>> begin Data extract

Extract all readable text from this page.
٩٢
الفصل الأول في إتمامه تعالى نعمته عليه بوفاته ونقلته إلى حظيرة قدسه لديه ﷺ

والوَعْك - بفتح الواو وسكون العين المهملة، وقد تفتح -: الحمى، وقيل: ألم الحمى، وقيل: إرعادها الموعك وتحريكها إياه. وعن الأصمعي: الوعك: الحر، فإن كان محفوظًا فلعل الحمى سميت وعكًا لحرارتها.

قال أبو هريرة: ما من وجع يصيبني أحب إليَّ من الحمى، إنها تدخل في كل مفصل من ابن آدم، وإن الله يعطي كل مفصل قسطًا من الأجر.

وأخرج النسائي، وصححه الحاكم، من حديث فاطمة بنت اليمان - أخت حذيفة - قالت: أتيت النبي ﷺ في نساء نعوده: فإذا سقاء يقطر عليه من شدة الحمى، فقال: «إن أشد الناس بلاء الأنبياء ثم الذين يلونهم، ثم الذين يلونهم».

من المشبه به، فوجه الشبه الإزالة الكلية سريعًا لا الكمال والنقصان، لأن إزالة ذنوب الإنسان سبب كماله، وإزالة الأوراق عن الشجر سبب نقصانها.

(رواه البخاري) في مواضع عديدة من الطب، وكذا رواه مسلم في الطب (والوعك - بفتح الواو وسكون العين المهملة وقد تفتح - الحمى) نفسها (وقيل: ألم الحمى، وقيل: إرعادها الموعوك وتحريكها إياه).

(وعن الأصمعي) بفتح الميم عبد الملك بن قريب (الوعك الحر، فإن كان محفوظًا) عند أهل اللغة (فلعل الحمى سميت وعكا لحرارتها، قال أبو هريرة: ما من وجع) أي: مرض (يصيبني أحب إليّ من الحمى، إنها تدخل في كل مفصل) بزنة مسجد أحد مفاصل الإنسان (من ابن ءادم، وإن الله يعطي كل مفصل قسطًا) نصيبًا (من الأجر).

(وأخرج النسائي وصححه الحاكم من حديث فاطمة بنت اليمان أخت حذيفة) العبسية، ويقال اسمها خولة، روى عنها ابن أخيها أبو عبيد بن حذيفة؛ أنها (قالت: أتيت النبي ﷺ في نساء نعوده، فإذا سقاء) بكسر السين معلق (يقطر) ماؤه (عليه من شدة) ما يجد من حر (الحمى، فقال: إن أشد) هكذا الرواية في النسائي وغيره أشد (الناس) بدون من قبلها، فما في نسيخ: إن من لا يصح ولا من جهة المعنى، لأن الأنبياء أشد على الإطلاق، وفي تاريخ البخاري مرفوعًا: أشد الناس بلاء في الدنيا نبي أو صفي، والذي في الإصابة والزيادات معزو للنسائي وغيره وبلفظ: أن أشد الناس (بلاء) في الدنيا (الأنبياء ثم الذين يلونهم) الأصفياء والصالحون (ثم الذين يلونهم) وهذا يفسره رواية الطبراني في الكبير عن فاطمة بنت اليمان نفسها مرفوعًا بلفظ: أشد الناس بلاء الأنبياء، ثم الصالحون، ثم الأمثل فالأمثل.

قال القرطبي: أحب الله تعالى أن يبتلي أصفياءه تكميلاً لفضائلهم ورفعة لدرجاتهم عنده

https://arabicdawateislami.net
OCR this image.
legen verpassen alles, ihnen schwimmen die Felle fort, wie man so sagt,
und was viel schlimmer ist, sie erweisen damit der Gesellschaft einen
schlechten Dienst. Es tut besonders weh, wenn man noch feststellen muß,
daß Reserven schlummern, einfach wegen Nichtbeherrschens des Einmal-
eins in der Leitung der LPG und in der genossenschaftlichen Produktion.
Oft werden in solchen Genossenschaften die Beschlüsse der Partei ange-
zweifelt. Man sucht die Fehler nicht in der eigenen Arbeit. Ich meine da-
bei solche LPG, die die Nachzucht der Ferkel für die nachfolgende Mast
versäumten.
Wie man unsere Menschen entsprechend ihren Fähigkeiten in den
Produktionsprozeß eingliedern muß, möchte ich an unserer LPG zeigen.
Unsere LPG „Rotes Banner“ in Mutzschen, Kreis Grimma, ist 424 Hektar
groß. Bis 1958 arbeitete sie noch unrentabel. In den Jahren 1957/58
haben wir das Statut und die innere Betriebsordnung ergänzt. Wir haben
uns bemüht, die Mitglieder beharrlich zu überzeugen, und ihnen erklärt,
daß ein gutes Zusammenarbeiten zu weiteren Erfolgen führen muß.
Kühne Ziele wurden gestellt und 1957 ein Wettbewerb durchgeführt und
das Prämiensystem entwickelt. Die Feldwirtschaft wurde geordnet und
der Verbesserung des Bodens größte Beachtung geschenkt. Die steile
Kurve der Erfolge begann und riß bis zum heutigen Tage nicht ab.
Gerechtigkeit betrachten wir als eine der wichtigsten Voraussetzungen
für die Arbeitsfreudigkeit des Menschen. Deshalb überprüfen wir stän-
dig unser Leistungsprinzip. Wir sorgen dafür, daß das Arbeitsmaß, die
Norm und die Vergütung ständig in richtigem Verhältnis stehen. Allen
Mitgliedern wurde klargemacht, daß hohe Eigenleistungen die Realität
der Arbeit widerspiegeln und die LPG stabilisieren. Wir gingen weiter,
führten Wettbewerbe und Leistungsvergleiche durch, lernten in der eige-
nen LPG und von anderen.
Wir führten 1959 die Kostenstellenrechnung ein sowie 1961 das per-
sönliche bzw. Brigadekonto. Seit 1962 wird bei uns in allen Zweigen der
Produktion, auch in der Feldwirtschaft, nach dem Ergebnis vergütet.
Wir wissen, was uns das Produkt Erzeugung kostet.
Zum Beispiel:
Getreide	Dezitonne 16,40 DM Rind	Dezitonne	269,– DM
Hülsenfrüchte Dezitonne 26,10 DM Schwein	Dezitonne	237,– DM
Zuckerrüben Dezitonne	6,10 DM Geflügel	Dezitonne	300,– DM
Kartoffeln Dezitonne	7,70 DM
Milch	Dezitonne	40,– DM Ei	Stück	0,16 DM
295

>> end Data extract

What is expected:
Write out the records above again, keeping each one identical to the original.

Completed exercise:
Extract all readable text from this page.
٩٢
الفصل الأول في إتمامه تعالى نعمته عليه بوفاته ونقلته إلى حظيرة قدسه لديه ﷺ

والوَعْك - بفتح الواو وسكون العين المهملة، وقد تفتح -: الحمى، وقيل: ألم الحمى، وقيل: إرعادها الموعك وتحريكها إياه. وعن الأصمعي: الوعك: الحر، فإن كان محفوظًا فلعل الحمى سميت وعكًا لحرارتها.

قال أبو هريرة: ما من وجع يصيبني أحب إليَّ من الحمى، إنها تدخل في كل مفصل من ابن آدم، وإن الله يعطي كل مفصل قسطًا من الأجر.

وأخرج النسائي، وصححه الحاكم، من حديث فاطمة بنت اليمان - أخت حذيفة - قالت: أتيت النبي ﷺ في نساء نعوده: فإذا سقاء يقطر عليه من شدة الحمى، فقال: «إن أشد الناس بلاء الأنبياء ثم الذين يلونهم، ثم الذين يلونهم».

من المشبه به، فوجه الشبه الإزالة الكلية سريعًا لا الكمال والنقصان، لأن إزالة ذنوب الإنسان سبب كماله، وإزالة الأوراق عن الشجر سبب نقصانها.

(رواه البخاري) في مواضع عديدة من الطب، وكذا رواه مسلم في الطب (والوعك - بفتح الواو وسكون العين المهملة وقد تفتح - الحمى) نفسها (وقيل: ألم الحمى، وقيل: إرعادها الموعوك وتحريكها إياه).

(وعن الأصمعي) بفتح الميم عبد الملك بن قريب (الوعك الحر، فإن كان محفوظًا) عند أهل اللغة (فلعل الحمى سميت وعكا لحرارتها، قال أبو هريرة: ما من وجع) أي: مرض (يصيبني أحب إليّ من الحمى، إنها تدخل في كل مفصل) بزنة مسجد أحد مفاصل الإنسان (من ابن ءادم، وإن الله يعطي كل مفصل قسطًا) نصيبًا (من الأجر).

(وأخرج النسائي وصححه الحاكم من حديث فاطمة بنت اليمان أخت حذيفة) العبسية، ويقال اسمها خولة، روى عنها ابن أخيها أبو عبيد بن حذيفة؛ أنها (قالت: أتيت النبي ﷺ في نساء نعوده، فإذا سقاء) بكسر السين معلق (يقطر) ماؤه (عليه من شدة) ما يجد من حر (الحمى، فقال: إن أشد) هكذا الرواية في النسائي وغيره أشد (الناس) بدون من قبلها، فما في نسيخ: إن من لا يصح ولا من جهة المعنى، لأن الأنبياء أشد على الإطلاق، وفي تاريخ البخاري مرفوعًا: أشد الناس بلاء في الدنيا نبي أو صفي، والذي في الإصابة والزيادات معزو للنسائي وغيره وبلفظ: أن أشد الناس (بلاء) في الدنيا (الأنبياء ثم الذين يلونهم) الأصفياء والصالحون (ثم الذين يلونهم) وهذا يفسره رواية الطبراني في الكبير عن فاطمة بنت اليمان نفسها مرفوعًا بلفظ: أشد الناس بلاء الأنبياء، ثم الصالحون، ثم الأمثل فالأمثل.

قال القرطبي: أحب الله تعالى أن يبتلي أصفياءه تكميلاً لفضائلهم ورفعة لدرجاتهم عنده

https://arabicdawateislami.net
OCR this image.
legen verpassen alles, ihnen schwimmen die Felle fort, wie man so sagt,
und was viel schlimmer ist, sie erweisen damit der Gesellschaft einen
schlechten Dienst. Es tut besonders weh, wenn man noch feststellen muß,
daß Reserven schlummern, einfach wegen Nichtbeherrschens des Einmal-
eins in der Leitung der LPG und in der genossenschaftlichen Produktion.
Oft werden in solchen Genossenschaften die Beschlüsse der Partei ange-
zweifelt. Man sucht die Fehler nicht in der eigenen Arbeit. Ich meine da-
bei solche LPG, die die Nachzucht der Ferkel für die nachfolgende Mast
versäumten.
Wie man unsere Menschen entsprechend ihren Fähigkeiten in den
Produktionsprozeß eingliedern muß, möchte ich an unserer LPG zeigen.
Unsere LPG „Rotes Banner“ in Mutzschen, Kreis Grimma, ist 424 Hektar
groß. Bis 1958 arbeitete sie noch unrentabel. In den Jahren 1957/58
haben wir das Statut und die innere Betriebsordnung ergänzt. Wir haben
uns bemüht, die Mitglieder beharrlich zu überzeugen, und ihnen erklärt,
daß ein gutes Zusammenarbeiten zu weiteren Erfolgen führen muß.
Kühne Ziele wurden gestellt und 1957 ein Wettbewerb durchgeführt und
das Prämiensystem entwickelt. Die Feldwirtschaft wurde geordnet und
der Verbesserung des Bodens größte Beachtung geschenkt. Die steile
Kurve der Erfolge begann und riß bis zum heutigen Tage nicht ab.
Gerechtigkeit betrachten wir als eine der wichtigsten Voraussetzungen
für die Arbeitsfreudigkeit des Menschen. Deshalb überprüfen wir stän-
dig unser Leistungsprinzip. Wir sorgen dafür, daß das Arbeitsmaß, die
Norm und die Vergütung ständig in richtigem Verhältnis stehen. Allen
Mitgliedern wurde klargemacht, daß hohe Eigenleistungen die Realität
der Arbeit widerspiegeln und die LPG stabilisieren. Wir gingen weiter,
führten Wettbewerbe und Leistungsvergleiche durch, lernten in der eige-
nen LPG und von anderen.
Wir führten 1959 die Kostenstellenrechnung ein sowie 1961 das per-
sönliche bzw. Brigadekonto. Seit 1962 wird bei uns in allen Zweigen der
Produktion, auch in der Feldwirtschaft, nach dem Ergebnis vergütet.
Wir wissen, was uns das Produkt Erzeugung kostet.
Zum Beispiel:
Getreide	Dezitonne 16,40 DM Rind	Dezitonne	269,– DM
Hülsenfrüchte Dezitonne 26,10 DM Schwein	Dezitonne	237,– DM
Zuckerrüben Dezitonne	6,10 DM Geflügel	Dezitonne	300,– DM
Kartoffeln Dezitonne	7,70 DM
Milch	Dezitonne	40,– DM Ei	Stück	0,16 DM
295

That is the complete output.